Directions:
Repeat every line from the line containing "Give me the" to the end of the data, exactly. Leave the pictures out.

Records shown:
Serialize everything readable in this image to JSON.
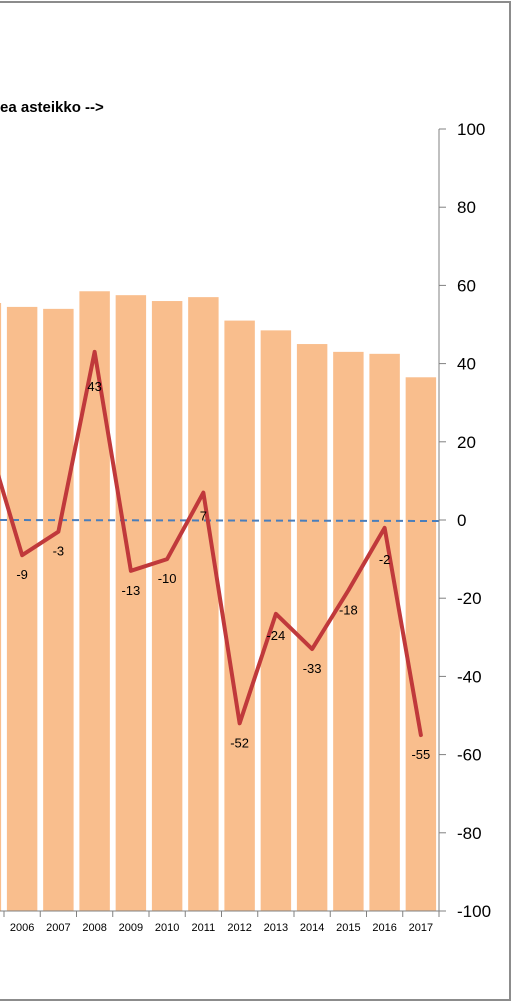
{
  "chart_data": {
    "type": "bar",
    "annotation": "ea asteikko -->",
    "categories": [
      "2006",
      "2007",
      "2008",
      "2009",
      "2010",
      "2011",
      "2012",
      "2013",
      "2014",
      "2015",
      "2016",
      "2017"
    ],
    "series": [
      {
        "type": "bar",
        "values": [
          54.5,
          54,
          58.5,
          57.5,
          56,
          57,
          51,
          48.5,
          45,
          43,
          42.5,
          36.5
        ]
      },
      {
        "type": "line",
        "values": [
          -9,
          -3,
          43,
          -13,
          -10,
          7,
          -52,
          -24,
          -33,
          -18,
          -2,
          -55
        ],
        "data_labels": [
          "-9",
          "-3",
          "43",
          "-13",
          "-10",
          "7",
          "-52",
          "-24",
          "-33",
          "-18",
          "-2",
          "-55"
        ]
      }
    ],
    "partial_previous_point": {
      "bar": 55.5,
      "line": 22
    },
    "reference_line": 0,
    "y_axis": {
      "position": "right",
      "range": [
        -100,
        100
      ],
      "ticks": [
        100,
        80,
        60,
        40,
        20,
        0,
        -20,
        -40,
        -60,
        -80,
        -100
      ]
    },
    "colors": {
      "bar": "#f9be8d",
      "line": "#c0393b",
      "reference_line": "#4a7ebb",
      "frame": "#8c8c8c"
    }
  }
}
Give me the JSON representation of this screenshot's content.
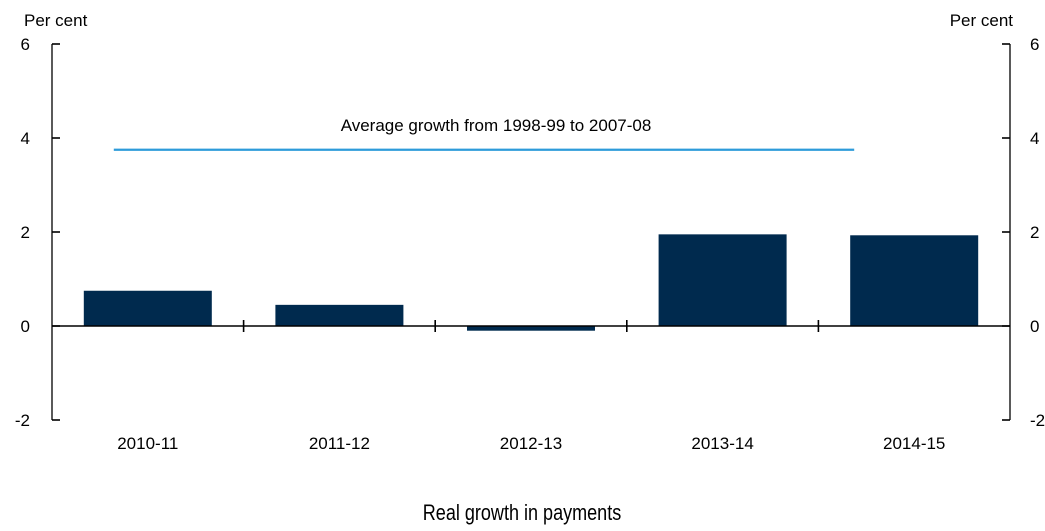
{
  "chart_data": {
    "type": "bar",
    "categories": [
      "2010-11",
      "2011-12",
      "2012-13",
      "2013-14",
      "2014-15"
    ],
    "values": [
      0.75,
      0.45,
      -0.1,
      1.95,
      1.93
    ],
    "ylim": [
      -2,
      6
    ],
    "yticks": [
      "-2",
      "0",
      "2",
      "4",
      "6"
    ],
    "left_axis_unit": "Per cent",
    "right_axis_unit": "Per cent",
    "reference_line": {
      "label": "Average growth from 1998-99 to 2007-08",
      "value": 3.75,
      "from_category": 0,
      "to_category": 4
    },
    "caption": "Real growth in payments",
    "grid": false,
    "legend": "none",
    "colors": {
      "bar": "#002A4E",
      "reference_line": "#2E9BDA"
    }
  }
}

Response below:
Give me the JSON representation of this screenshot's content.
{
  "chart_data": {
    "type": "bar",
    "categories": [
      "2010-11",
      "2011-12",
      "2012-13",
      "2013-14",
      "2014-15"
    ],
    "values": [
      0.75,
      0.45,
      -0.1,
      1.95,
      1.93
    ],
    "ylim": [
      -2,
      6
    ],
    "yticks": [
      "-2",
      "0",
      "2",
      "4",
      "6"
    ],
    "left_axis_unit": "Per cent",
    "right_axis_unit": "Per cent",
    "reference_line": {
      "label": "Average growth from 1998-99 to 2007-08",
      "value": 3.75,
      "from_category": 0,
      "to_category": 4
    },
    "caption": "Real growth in payments",
    "grid": false,
    "legend": "none",
    "colors": {
      "bar": "#002A4E",
      "reference_line": "#2E9BDA"
    }
  }
}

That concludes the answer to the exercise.